> EXERCISE TASK: Make an exact copy of all the data.

Extracted records:
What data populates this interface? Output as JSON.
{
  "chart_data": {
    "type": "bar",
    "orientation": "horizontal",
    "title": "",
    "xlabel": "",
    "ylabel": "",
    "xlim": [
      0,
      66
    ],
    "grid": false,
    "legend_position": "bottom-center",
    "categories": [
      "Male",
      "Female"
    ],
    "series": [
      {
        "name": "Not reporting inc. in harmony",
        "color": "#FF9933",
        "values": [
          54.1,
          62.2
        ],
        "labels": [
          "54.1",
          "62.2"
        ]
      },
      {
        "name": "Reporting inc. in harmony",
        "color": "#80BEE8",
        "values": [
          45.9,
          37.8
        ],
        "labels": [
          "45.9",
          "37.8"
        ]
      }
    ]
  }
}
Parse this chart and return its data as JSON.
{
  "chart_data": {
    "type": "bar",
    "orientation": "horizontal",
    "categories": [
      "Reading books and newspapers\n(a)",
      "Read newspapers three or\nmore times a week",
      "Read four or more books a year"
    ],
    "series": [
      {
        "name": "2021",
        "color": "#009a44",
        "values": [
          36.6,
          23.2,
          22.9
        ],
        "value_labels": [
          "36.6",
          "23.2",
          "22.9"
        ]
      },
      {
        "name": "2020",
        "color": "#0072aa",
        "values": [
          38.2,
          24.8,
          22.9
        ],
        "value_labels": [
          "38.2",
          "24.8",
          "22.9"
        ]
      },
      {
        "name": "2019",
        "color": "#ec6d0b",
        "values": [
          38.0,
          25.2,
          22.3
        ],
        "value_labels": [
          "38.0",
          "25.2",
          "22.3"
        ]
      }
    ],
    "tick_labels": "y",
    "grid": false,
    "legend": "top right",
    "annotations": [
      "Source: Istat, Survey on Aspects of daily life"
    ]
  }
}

> ANSWER FOR THE TASK:
What data populates this interface? Output as JSON.
{
  "chart_data": {
    "type": "bar",
    "orientation": "horizontal",
    "title": "",
    "xlabel": "",
    "ylabel": "",
    "xlim": [
      0,
      66
    ],
    "grid": false,
    "legend_position": "bottom-center",
    "categories": [
      "Male",
      "Female"
    ],
    "series": [
      {
        "name": "Not reporting inc. in harmony",
        "color": "#FF9933",
        "values": [
          54.1,
          62.2
        ],
        "labels": [
          "54.1",
          "62.2"
        ]
      },
      {
        "name": "Reporting inc. in harmony",
        "color": "#80BEE8",
        "values": [
          45.9,
          37.8
        ],
        "labels": [
          "45.9",
          "37.8"
        ]
      }
    ]
  }
}
Parse this chart and return its data as JSON.
{
  "chart_data": {
    "type": "bar",
    "orientation": "horizontal",
    "categories": [
      "Reading books and newspapers\n(a)",
      "Read newspapers three or\nmore times a week",
      "Read four or more books a year"
    ],
    "series": [
      {
        "name": "2021",
        "color": "#009a44",
        "values": [
          36.6,
          23.2,
          22.9
        ],
        "value_labels": [
          "36.6",
          "23.2",
          "22.9"
        ]
      },
      {
        "name": "2020",
        "color": "#0072aa",
        "values": [
          38.2,
          24.8,
          22.9
        ],
        "value_labels": [
          "38.2",
          "24.8",
          "22.9"
        ]
      },
      {
        "name": "2019",
        "color": "#ec6d0b",
        "values": [
          38.0,
          25.2,
          22.3
        ],
        "value_labels": [
          "38.0",
          "25.2",
          "22.3"
        ]
      }
    ],
    "tick_labels": "y",
    "grid": false,
    "legend": "top right",
    "annotations": [
      "Source: Istat, Survey on Aspects of daily life"
    ]
  }
}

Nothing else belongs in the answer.